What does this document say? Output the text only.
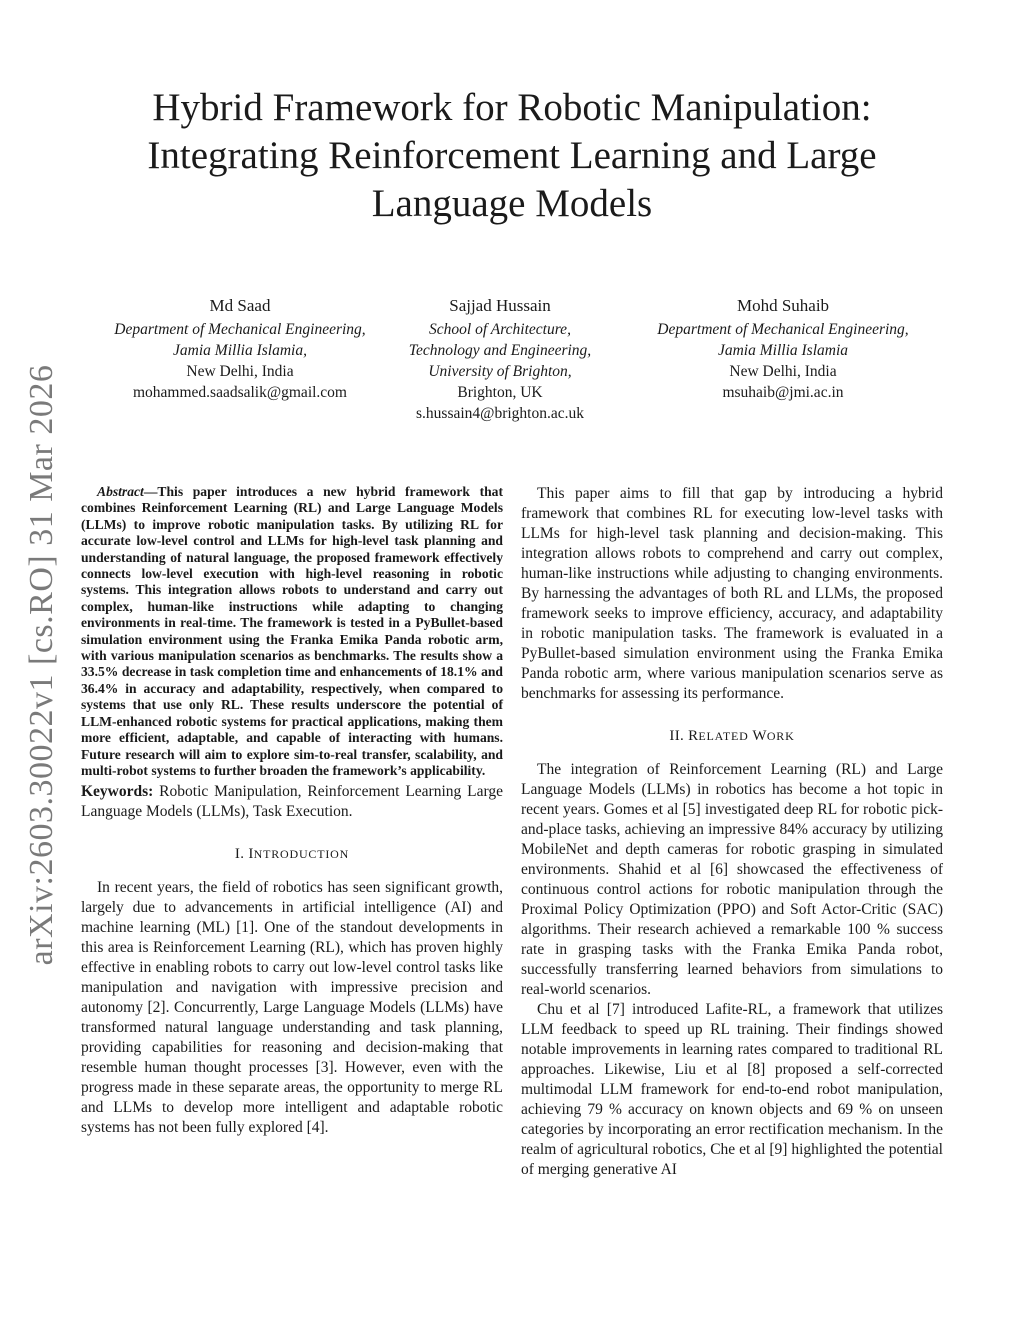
arXiv:2603.30022v1 [cs.RO] 31 Mar 2026
Hybrid Framework for Robotic Manipulation:
Integrating Reinforcement Learning and Large
Language Models
Md Saad
Department of Mechanical Engineering,
Jamia Millia Islamia,
New Delhi, India
mohammed.saadsalik@gmail.com
Sajjad Hussain
School of Architecture,
Technology and Engineering,
University of Brighton,
Brighton, UK
s.hussain4@brighton.ac.uk
Mohd Suhaib
Department of Mechanical Engineering,
Jamia Millia Islamia
New Delhi, India
msuhaib@jmi.ac.in

Abstract—This paper introduces a new hybrid framework that combines Reinforcement Learning (RL) and Large Language Models (LLMs) to improve robotic manipulation tasks. By utilizing RL for accurate low-level control and LLMs for high-level task planning and understanding of natural language, the proposed framework effectively connects low-level execution with high-level reasoning in robotic systems. This integration allows robots to understand and carry out complex, human-like instructions while adapting to changing environments in real-time. The framework is tested in a PyBullet-based simulation environment using the Franka Emika Panda robotic arm, with various manipulation scenarios as benchmarks. The results show a 33.5% decrease in task completion time and enhancements of 18.1% and 36.4% in accuracy and adaptability, respectively, when compared to systems that use only RL. These results underscore the potential of LLM-enhanced robotic systems for practical applications, making them more efficient, adaptable, and capable of interacting with humans. Future research will aim to explore sim-to-real transfer, scalability, and multi-robot systems to further broaden the framework’s applicability.

Keywords: Robotic Manipulation, Reinforcement Learning Large Language Models (LLMs), Task Execution.

I. INTRODUCTION

In recent years, the field of robotics has seen significant growth, largely due to advancements in artificial intelligence (AI) and machine learning (ML) [1]. One of the standout developments in this area is Reinforcement Learning (RL), which has proven highly effective in enabling robots to carry out low-level control tasks like manipulation and navigation with impressive precision and autonomy [2]. Concurrently, Large Language Models (LLMs) have transformed natural language understanding and task planning, providing capabilities for reasoning and decision-making that resemble human thought processes [3]. However, even with the progress made in these separate areas, the opportunity to merge RL and LLMs to develop more intelligent and adaptable robotic systems has not been fully explored [4].

This paper aims to fill that gap by introducing a hybrid framework that combines RL for executing low-level tasks with LLMs for high-level task planning and decision-making. This integration allows robots to comprehend and carry out complex, human-like instructions while adjusting to changing environments. By harnessing the advantages of both RL and LLMs, the proposed framework seeks to improve efficiency, accuracy, and adaptability in robotic manipulation tasks. The framework is evaluated in a PyBullet-based simulation environment using the Franka Emika Panda robotic arm, where various manipulation scenarios serve as benchmarks for assessing its performance.

II. RELATED WORK

The integration of Reinforcement Learning (RL) and Large Language Models (LLMs) in robotics has become a hot topic in recent years. Gomes et al [5] investigated deep RL for robotic pick-and-place tasks, achieving an impressive 84% accuracy by utilizing MobileNet and depth cameras for robotic grasping in simulated environments. Shahid et al [6] showcased the effectiveness of continuous control actions for robotic manipulation through the Proximal Policy Optimization (PPO) and Soft Actor-Critic (SAC) algorithms. Their research achieved a remarkable 100 % success rate in grasping tasks with the Franka Emika Panda robot, successfully transferring learned behaviors from simulations to real-world scenarios.

Chu et al [7] introduced Lafite-RL, a framework that utilizes LLM feedback to speed up RL training. Their findings showed notable improvements in learning rates compared to traditional RL approaches. Likewise, Liu et al [8] proposed a self-corrected multimodal LLM framework for end-to-end robot manipulation, achieving 79 % accuracy on known objects and 69 % on unseen categories by incorporating an error rectification mechanism. In the realm of agricultural robotics, Che et al [9] highlighted the potential of merging generative AI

___

What is needed: Reproduce the whole listing above word for word, but not its pictures.

Finished answer:
What does this document say? Output the text only.
arXiv:2603.30022v1 [cs.RO] 31 Mar 2026
Hybrid Framework for Robotic Manipulation:
Integrating Reinforcement Learning and Large
Language Models
Md Saad
Department of Mechanical Engineering,
Jamia Millia Islamia,
New Delhi, India
mohammed.saadsalik@gmail.com
Sajjad Hussain
School of Architecture,
Technology and Engineering,
University of Brighton,
Brighton, UK
s.hussain4@brighton.ac.uk
Mohd Suhaib
Department of Mechanical Engineering,
Jamia Millia Islamia
New Delhi, India
msuhaib@jmi.ac.in

Abstract—This paper introduces a new hybrid framework that combines Reinforcement Learning (RL) and Large Language Models (LLMs) to improve robotic manipulation tasks. By utilizing RL for accurate low-level control and LLMs for high-level task planning and understanding of natural language, the proposed framework effectively connects low-level execution with high-level reasoning in robotic systems. This integration allows robots to understand and carry out complex, human-like instructions while adapting to changing environments in real-time. The framework is tested in a PyBullet-based simulation environment using the Franka Emika Panda robotic arm, with various manipulation scenarios as benchmarks. The results show a 33.5% decrease in task completion time and enhancements of 18.1% and 36.4% in accuracy and adaptability, respectively, when compared to systems that use only RL. These results underscore the potential of LLM-enhanced robotic systems for practical applications, making them more efficient, adaptable, and capable of interacting with humans. Future research will aim to explore sim-to-real transfer, scalability, and multi-robot systems to further broaden the framework’s applicability.

Keywords: Robotic Manipulation, Reinforcement Learning Large Language Models (LLMs), Task Execution.

I. INTRODUCTION

In recent years, the field of robotics has seen significant growth, largely due to advancements in artificial intelligence (AI) and machine learning (ML) [1]. One of the standout developments in this area is Reinforcement Learning (RL), which has proven highly effective in enabling robots to carry out low-level control tasks like manipulation and navigation with impressive precision and autonomy [2]. Concurrently, Large Language Models (LLMs) have transformed natural language understanding and task planning, providing capabilities for reasoning and decision-making that resemble human thought processes [3]. However, even with the progress made in these separate areas, the opportunity to merge RL and LLMs to develop more intelligent and adaptable robotic systems has not been fully explored [4].

This paper aims to fill that gap by introducing a hybrid framework that combines RL for executing low-level tasks with LLMs for high-level task planning and decision-making. This integration allows robots to comprehend and carry out complex, human-like instructions while adjusting to changing environments. By harnessing the advantages of both RL and LLMs, the proposed framework seeks to improve efficiency, accuracy, and adaptability in robotic manipulation tasks. The framework is evaluated in a PyBullet-based simulation environment using the Franka Emika Panda robotic arm, where various manipulation scenarios serve as benchmarks for assessing its performance.

II. RELATED WORK

The integration of Reinforcement Learning (RL) and Large Language Models (LLMs) in robotics has become a hot topic in recent years. Gomes et al [5] investigated deep RL for robotic pick-and-place tasks, achieving an impressive 84% accuracy by utilizing MobileNet and depth cameras for robotic grasping in simulated environments. Shahid et al [6] showcased the effectiveness of continuous control actions for robotic manipulation through the Proximal Policy Optimization (PPO) and Soft Actor-Critic (SAC) algorithms. Their research achieved a remarkable 100 % success rate in grasping tasks with the Franka Emika Panda robot, successfully transferring learned behaviors from simulations to real-world scenarios.

Chu et al [7] introduced Lafite-RL, a framework that utilizes LLM feedback to speed up RL training. Their findings showed notable improvements in learning rates compared to traditional RL approaches. Likewise, Liu et al [8] proposed a self-corrected multimodal LLM framework for end-to-end robot manipulation, achieving 79 % accuracy on known objects and 69 % on unseen categories by incorporating an error rectification mechanism. In the realm of agricultural robotics, Che et al [9] highlighted the potential of merging generative AI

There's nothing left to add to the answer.